Reproduce all of the records exactly.

→ **Records for this task**

>>>

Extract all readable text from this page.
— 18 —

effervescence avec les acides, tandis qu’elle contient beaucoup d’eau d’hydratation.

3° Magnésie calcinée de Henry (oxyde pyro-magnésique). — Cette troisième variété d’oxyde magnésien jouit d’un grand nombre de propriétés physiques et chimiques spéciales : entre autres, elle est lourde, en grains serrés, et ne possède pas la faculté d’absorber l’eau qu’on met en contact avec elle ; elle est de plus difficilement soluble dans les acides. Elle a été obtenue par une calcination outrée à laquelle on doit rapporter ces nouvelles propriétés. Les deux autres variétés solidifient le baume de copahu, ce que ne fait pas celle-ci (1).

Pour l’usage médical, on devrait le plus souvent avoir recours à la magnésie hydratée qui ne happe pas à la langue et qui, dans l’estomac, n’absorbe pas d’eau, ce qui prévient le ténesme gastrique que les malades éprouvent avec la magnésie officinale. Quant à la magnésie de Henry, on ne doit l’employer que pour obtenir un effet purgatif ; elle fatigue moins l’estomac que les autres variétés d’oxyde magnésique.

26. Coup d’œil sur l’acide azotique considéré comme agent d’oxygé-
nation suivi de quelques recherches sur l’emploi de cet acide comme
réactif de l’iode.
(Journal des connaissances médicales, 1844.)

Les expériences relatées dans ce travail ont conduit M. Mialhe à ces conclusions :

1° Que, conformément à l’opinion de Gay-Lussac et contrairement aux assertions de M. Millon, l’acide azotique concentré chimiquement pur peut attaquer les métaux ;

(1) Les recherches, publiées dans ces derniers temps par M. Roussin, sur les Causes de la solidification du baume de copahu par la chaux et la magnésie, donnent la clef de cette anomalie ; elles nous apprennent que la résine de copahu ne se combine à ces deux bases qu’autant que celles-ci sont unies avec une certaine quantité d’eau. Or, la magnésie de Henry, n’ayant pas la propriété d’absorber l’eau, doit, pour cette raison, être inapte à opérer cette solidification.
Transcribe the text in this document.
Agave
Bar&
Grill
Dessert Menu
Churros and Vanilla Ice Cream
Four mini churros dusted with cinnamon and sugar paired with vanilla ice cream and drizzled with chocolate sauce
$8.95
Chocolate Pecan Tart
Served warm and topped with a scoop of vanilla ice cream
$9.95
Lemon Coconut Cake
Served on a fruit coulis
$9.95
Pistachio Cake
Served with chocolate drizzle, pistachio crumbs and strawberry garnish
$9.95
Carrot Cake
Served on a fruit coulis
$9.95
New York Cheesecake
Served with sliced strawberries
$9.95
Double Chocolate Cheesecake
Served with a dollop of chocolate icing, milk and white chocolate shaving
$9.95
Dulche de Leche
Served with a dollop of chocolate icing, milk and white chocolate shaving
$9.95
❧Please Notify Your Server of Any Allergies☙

<<<

→ **Correct output**
Extract all readable text from this page.
— 18 —

effervescence avec les acides, tandis qu’elle contient beaucoup d’eau d’hydratation.

3° Magnésie calcinée de Henry (oxyde pyro-magnésique). — Cette troisième variété d’oxyde magnésien jouit d’un grand nombre de propriétés physiques et chimiques spéciales : entre autres, elle est lourde, en grains serrés, et ne possède pas la faculté d’absorber l’eau qu’on met en contact avec elle ; elle est de plus difficilement soluble dans les acides. Elle a été obtenue par une calcination outrée à laquelle on doit rapporter ces nouvelles propriétés. Les deux autres variétés solidifient le baume de copahu, ce que ne fait pas celle-ci (1).

Pour l’usage médical, on devrait le plus souvent avoir recours à la magnésie hydratée qui ne happe pas à la langue et qui, dans l’estomac, n’absorbe pas d’eau, ce qui prévient le ténesme gastrique que les malades éprouvent avec la magnésie officinale. Quant à la magnésie de Henry, on ne doit l’employer que pour obtenir un effet purgatif ; elle fatigue moins l’estomac que les autres variétés d’oxyde magnésique.

26. Coup d’œil sur l’acide azotique considéré comme agent d’oxygé-
nation suivi de quelques recherches sur l’emploi de cet acide comme
réactif de l’iode.
(Journal des connaissances médicales, 1844.)

Les expériences relatées dans ce travail ont conduit M. Mialhe à ces conclusions :

1° Que, conformément à l’opinion de Gay-Lussac et contrairement aux assertions de M. Millon, l’acide azotique concentré chimiquement pur peut attaquer les métaux ;

(1) Les recherches, publiées dans ces derniers temps par M. Roussin, sur les Causes de la solidification du baume de copahu par la chaux et la magnésie, donnent la clef de cette anomalie ; elles nous apprennent que la résine de copahu ne se combine à ces deux bases qu’autant que celles-ci sont unies avec une certaine quantité d’eau. Or, la magnésie de Henry, n’ayant pas la propriété d’absorber l’eau, doit, pour cette raison, être inapte à opérer cette solidification.
Transcribe the text in this document.
Agave
Bar&
Grill
Dessert Menu
Churros and Vanilla Ice Cream
Four mini churros dusted with cinnamon and sugar paired with vanilla ice cream and drizzled with chocolate sauce
$8.95
Chocolate Pecan Tart
Served warm and topped with a scoop of vanilla ice cream
$9.95
Lemon Coconut Cake
Served on a fruit coulis
$9.95
Pistachio Cake
Served with chocolate drizzle, pistachio crumbs and strawberry garnish
$9.95
Carrot Cake
Served on a fruit coulis
$9.95
New York Cheesecake
Served with sliced strawberries
$9.95
Double Chocolate Cheesecake
Served with a dollop of chocolate icing, milk and white chocolate shaving
$9.95
Dulche de Leche
Served with a dollop of chocolate icing, milk and white chocolate shaving
$9.95
❧Please Notify Your Server of Any Allergies☙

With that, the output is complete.